Requirement: Using the post on temporal employment below, decide whether each statement agrees with it, and answer yes or no with the deciding words of the post quoted exactly. (a) The writer has bad things to say about their own temporal employment agency. (b) Some companies found their own agencies, put their workers into them and then rent them back. (c) Working for a temporal employment agency usually pays more than working directly for a company.

[START OF Text excerpt]

Tuesday, April 14, 2009

The pest of temporal employment

We’re in the middle of a crisis and nobody wants to lose his or her job. That much is for sure. If that means drifting into temporal employment, then it has to be done. Really?


Even though I can’t say anything bad about my own temporal employment agency, I’ve had experiences enough. Usually, working for such an agency means lower pay than people who work directly for a company get. It also means being seen as someone lower up the ladder of the hierarchy. And it means, of course, that you never know how long you’ll be working somewhere.

All in all, working for a temporal employment agency is a rather uncertain affair. And it is something which more and more people in Germany get subjected to. In fact, there’s quite some companies which found their own agencies in order to put their workers into those agencies and then rent them back. That seems quite illogical, but it seems to work from a financial point of view.


At a time when the government wants more children, it makes the decision for people whether to become parents even harder. And politicians even claim that there is no other way...


Isn’t there? The global market just goes that far. There are jobs that can’t be taken to another, cheaper country. A lot of production has left Germany anyway. And some of them come back, because they realize that less pay might also mean less quality.

And there’s something we call the law. The government can make certain dealings of the companies illegal, if they decide it harms society. That’s why you create laws against something, because it harms society on the whole.

[END OF Text excerpt]
[START OF Record extracts]

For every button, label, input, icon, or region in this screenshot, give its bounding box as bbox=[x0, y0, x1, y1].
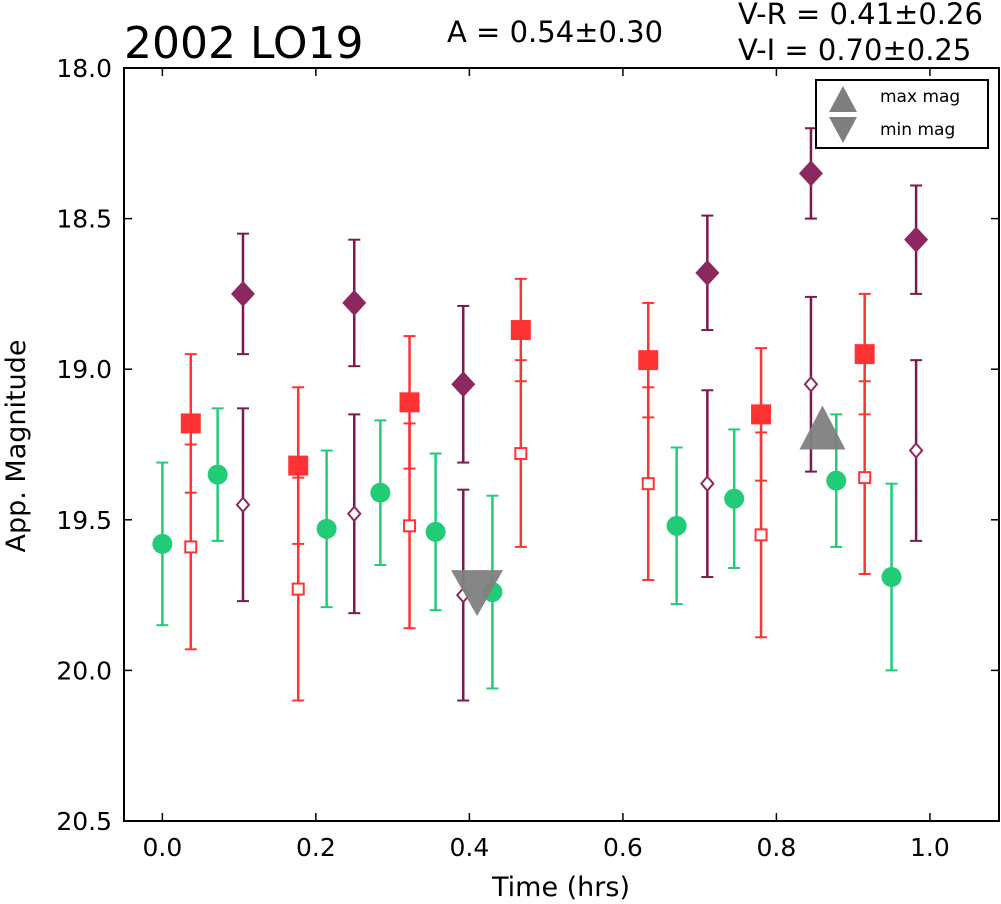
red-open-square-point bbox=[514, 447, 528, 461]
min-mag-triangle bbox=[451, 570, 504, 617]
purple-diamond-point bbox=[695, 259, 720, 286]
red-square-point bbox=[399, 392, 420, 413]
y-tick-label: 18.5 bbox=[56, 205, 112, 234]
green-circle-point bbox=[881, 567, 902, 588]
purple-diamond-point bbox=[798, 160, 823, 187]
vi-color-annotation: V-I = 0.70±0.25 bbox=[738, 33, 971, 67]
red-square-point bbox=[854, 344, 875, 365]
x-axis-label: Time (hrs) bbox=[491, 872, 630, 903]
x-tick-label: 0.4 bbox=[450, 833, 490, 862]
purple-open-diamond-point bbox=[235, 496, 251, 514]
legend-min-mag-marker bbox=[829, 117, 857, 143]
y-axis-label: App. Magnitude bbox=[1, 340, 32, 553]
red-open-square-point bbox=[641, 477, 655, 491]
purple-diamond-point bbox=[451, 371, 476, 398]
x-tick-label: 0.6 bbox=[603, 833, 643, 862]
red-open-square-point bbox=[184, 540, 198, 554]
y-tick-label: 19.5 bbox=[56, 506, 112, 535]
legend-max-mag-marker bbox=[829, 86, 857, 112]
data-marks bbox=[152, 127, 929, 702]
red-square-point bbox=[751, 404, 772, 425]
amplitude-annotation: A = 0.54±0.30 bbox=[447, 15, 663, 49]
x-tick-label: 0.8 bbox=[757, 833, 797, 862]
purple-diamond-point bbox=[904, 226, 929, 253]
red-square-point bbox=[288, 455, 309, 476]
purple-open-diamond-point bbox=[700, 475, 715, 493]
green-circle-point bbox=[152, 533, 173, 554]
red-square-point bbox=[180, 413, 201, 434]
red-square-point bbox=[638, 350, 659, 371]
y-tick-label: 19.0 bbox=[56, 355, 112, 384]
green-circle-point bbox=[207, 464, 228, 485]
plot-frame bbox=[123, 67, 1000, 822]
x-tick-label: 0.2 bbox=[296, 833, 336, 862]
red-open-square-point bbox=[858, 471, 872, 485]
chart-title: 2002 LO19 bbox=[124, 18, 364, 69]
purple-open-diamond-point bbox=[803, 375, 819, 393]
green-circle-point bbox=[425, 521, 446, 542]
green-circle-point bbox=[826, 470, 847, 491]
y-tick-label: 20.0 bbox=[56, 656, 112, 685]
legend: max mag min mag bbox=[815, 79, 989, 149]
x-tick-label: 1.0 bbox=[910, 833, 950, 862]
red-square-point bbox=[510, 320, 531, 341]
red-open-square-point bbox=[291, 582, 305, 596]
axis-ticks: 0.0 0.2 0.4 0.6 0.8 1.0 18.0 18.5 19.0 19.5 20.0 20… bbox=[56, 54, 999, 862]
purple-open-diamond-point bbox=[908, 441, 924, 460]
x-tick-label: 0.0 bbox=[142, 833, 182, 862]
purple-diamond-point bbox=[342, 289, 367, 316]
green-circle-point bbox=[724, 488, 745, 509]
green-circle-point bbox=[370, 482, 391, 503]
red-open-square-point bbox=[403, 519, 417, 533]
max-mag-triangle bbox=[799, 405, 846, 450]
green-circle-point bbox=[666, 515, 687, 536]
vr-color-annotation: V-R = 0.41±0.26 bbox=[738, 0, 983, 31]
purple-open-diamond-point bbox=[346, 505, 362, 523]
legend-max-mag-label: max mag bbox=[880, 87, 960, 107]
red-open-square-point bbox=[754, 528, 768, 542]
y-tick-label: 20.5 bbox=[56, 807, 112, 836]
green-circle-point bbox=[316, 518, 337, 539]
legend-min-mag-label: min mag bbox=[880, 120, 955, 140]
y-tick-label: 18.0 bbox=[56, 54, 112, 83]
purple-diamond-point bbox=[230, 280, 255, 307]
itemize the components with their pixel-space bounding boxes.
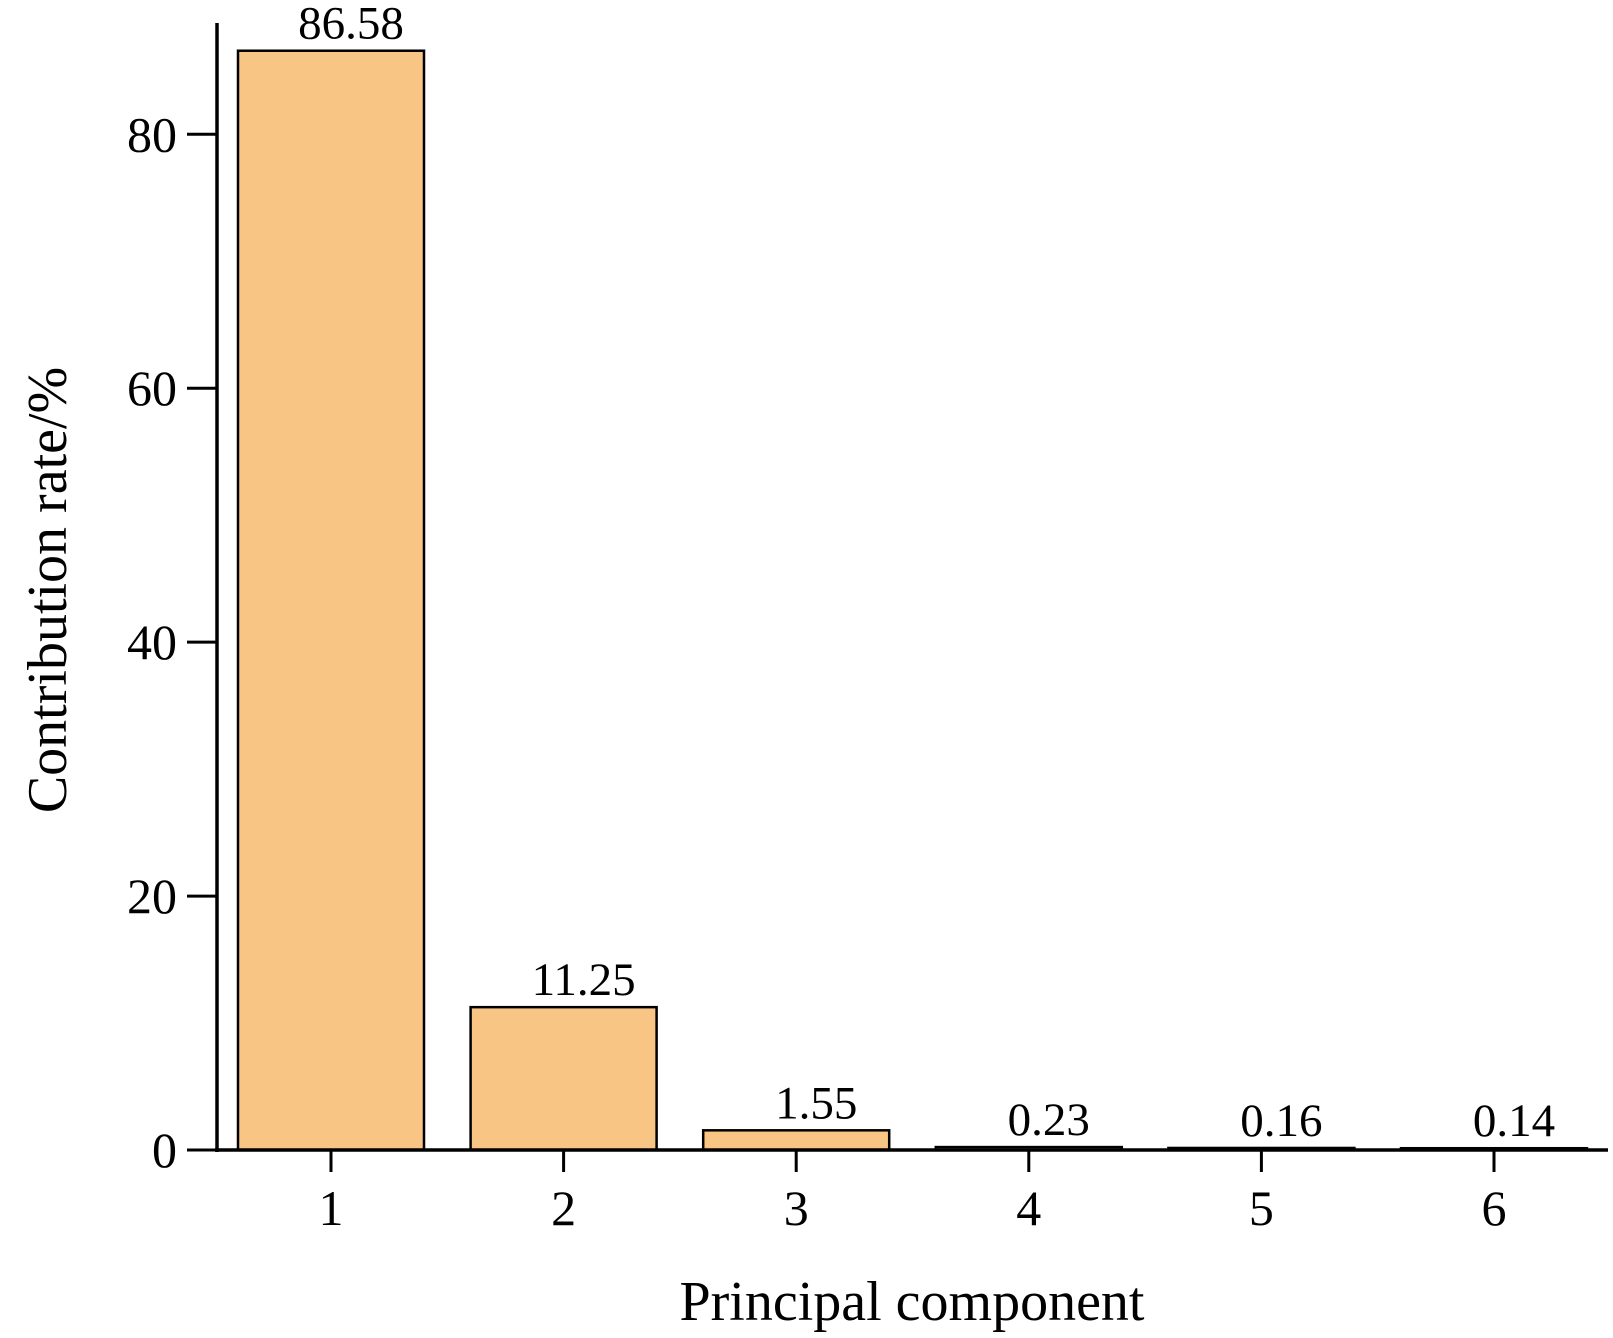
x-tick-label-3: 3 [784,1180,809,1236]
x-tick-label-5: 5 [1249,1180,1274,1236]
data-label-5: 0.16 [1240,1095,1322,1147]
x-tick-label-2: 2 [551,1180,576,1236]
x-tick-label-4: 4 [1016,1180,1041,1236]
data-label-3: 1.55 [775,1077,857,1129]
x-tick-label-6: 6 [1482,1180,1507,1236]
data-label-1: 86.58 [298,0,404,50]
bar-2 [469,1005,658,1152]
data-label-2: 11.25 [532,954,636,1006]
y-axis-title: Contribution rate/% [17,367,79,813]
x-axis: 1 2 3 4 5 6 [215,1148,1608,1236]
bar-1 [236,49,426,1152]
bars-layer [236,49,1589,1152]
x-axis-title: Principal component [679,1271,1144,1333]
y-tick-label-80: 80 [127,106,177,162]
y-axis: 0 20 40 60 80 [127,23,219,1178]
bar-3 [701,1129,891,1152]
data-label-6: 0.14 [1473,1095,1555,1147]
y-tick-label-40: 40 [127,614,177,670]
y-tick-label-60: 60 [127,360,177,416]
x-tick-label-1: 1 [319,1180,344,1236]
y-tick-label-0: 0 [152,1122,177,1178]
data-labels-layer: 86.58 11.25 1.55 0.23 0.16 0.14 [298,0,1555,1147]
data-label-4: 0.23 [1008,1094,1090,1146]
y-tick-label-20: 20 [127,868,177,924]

[END OF Record extracts]
[START OF Record extracts]

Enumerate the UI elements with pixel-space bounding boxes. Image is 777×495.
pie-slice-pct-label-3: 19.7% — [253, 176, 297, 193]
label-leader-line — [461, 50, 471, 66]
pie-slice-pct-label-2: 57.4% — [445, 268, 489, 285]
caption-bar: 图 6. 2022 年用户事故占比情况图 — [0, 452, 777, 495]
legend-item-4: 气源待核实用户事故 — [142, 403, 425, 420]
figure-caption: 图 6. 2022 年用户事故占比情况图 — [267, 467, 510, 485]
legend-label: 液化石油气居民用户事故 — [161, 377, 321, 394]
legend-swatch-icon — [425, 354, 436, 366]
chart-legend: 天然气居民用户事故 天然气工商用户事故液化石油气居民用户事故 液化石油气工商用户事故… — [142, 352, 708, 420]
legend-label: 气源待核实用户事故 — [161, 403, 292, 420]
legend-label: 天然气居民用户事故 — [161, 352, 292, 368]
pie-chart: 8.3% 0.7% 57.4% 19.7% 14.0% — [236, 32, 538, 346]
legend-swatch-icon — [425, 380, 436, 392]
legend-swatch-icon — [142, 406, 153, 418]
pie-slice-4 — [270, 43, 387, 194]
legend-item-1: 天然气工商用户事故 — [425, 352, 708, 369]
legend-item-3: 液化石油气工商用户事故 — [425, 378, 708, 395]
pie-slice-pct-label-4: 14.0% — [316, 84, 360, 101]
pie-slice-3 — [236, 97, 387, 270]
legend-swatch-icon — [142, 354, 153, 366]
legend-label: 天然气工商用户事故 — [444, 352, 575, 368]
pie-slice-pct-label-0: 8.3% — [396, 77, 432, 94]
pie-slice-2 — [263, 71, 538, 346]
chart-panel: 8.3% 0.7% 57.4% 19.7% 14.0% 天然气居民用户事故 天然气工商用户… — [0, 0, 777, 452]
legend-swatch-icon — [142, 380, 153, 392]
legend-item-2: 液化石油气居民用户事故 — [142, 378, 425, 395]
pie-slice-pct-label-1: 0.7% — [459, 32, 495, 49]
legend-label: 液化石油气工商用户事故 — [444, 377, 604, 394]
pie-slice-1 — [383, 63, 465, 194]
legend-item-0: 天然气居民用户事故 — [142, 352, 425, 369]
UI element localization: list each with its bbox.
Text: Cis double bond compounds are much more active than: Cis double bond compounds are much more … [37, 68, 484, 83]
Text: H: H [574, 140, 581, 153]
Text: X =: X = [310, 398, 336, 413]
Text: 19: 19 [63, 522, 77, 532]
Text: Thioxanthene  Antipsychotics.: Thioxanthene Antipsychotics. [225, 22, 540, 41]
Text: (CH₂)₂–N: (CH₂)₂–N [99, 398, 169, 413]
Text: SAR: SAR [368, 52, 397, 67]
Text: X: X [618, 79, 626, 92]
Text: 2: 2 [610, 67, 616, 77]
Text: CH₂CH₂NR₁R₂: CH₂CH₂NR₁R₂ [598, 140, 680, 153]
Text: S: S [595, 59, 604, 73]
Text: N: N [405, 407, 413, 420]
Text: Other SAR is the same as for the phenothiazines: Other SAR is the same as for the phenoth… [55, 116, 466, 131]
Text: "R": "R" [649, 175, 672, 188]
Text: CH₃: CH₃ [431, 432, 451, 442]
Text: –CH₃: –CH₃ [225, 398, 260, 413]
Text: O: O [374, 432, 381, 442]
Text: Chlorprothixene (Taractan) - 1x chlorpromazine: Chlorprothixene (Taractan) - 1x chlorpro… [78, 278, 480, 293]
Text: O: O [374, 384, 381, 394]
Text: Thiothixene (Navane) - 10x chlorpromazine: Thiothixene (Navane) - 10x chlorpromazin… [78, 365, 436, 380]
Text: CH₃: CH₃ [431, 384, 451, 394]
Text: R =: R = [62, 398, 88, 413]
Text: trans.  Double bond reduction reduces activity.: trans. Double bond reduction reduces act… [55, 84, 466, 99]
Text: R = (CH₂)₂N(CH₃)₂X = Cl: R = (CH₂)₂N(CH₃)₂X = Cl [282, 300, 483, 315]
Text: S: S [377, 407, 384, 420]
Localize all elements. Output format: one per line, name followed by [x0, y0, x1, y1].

[END OF Record extracts]
[START OF Record extracts]

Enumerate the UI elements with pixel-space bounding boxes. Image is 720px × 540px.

[END OF Record extracts]

Final answer:
(a) No: "Even though I can’t say anything bad about my own temporal employment agency"
(b) Yes: "there’s quite some companies which found their own agencies in order to put their workers into those agencies and then rent them back"
(c) No: "Usually, working for such an agency means lower pay than people who work directly for a company get."